Requirement: Scan the records below. List lines holding "Extract".

Entries with figure data
• • • •

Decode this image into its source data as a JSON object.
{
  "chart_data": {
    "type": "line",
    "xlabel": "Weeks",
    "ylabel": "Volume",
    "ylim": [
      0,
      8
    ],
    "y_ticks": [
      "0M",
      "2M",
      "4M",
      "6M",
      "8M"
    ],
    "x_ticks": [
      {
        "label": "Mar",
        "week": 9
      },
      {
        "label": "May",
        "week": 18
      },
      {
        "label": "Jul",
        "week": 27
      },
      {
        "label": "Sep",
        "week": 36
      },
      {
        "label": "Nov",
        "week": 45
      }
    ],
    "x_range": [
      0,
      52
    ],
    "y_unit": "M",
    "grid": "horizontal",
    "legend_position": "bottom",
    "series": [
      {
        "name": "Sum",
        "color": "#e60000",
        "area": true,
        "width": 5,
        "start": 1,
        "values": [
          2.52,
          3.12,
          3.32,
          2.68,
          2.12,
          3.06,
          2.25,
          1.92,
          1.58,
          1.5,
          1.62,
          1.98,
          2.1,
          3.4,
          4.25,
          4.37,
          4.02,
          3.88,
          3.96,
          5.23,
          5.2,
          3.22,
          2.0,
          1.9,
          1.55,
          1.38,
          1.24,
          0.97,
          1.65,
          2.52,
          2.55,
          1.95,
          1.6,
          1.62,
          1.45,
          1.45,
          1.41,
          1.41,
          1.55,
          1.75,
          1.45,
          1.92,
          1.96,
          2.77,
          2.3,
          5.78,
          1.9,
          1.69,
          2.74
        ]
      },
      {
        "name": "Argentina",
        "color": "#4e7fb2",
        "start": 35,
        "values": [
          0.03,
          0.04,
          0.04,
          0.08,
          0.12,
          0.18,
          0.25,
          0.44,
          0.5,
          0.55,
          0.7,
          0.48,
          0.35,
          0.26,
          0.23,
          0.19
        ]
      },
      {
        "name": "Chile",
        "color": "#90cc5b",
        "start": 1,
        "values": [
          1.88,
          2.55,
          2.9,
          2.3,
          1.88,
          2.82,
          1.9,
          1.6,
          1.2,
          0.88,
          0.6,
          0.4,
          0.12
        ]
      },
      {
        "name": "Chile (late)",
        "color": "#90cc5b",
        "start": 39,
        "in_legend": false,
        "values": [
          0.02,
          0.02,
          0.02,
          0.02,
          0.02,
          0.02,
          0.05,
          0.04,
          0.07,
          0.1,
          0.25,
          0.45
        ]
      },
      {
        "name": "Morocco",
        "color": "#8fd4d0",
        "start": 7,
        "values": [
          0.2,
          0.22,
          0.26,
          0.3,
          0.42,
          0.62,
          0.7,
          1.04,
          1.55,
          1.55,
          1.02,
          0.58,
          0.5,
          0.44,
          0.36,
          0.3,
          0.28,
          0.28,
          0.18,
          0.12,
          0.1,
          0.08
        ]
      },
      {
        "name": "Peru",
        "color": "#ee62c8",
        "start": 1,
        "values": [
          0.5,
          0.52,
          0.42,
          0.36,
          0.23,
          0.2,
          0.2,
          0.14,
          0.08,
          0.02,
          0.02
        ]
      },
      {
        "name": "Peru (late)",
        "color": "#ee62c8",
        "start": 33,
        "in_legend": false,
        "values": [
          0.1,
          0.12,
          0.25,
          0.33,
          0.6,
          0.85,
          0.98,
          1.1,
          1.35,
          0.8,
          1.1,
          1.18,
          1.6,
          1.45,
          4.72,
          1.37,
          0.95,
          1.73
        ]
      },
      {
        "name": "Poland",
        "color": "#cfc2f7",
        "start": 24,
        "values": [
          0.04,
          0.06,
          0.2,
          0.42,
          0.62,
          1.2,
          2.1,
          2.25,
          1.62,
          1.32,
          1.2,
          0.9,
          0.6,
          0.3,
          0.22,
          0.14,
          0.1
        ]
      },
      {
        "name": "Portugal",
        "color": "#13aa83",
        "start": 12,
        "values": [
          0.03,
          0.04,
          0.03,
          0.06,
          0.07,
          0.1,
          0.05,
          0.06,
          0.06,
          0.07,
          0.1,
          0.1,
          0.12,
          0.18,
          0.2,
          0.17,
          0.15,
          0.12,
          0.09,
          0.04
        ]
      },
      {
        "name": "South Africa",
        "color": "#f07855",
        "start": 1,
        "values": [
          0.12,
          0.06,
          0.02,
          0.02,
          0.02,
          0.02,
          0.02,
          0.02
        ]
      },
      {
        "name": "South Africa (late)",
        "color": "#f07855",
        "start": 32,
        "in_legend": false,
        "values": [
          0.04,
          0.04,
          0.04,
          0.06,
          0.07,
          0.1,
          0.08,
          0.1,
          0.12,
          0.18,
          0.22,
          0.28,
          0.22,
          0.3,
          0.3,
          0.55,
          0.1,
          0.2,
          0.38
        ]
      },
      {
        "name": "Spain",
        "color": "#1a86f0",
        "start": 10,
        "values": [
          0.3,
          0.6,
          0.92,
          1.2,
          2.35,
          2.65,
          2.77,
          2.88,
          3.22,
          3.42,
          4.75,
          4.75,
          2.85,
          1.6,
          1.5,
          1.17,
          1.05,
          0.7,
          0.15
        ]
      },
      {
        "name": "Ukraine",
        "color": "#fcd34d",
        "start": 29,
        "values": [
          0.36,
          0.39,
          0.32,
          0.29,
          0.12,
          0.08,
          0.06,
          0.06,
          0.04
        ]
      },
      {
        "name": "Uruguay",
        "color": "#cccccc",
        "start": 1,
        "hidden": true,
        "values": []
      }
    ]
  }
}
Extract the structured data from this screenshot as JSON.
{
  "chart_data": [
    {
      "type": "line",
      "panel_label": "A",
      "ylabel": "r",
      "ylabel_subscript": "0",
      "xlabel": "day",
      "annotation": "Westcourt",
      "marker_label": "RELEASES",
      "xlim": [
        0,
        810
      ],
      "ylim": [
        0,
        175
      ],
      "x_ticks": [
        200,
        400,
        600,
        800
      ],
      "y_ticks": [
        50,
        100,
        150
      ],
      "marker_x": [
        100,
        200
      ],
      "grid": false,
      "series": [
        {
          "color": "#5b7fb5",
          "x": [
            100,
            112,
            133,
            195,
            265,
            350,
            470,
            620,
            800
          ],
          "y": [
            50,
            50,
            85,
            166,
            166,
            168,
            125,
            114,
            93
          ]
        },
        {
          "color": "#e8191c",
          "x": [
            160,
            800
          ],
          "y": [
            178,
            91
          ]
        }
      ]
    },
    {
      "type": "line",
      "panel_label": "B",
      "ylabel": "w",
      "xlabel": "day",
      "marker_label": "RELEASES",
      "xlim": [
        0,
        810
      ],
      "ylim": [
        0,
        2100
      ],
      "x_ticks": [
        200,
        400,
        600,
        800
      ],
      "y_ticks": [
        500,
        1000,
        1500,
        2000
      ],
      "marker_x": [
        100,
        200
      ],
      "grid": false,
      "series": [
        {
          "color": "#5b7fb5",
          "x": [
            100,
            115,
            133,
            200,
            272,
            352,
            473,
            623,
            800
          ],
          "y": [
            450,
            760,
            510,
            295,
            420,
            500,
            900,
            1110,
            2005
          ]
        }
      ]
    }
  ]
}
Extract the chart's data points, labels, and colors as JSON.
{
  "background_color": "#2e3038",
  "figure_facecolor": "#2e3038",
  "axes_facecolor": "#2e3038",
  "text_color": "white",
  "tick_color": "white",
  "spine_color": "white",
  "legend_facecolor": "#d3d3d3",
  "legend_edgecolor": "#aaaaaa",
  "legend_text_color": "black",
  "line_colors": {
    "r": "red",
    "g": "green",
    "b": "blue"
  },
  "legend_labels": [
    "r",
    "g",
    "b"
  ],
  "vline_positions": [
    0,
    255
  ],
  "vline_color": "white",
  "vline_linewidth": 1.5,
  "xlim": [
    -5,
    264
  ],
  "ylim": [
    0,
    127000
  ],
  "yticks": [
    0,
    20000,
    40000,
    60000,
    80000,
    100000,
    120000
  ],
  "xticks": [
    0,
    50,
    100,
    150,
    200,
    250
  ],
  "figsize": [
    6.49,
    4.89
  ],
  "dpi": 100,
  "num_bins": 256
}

• • • •

Reply:
Extract the structured data from this screenshot as JSON.
Extract the chart's data points, labels, and colors as JSON.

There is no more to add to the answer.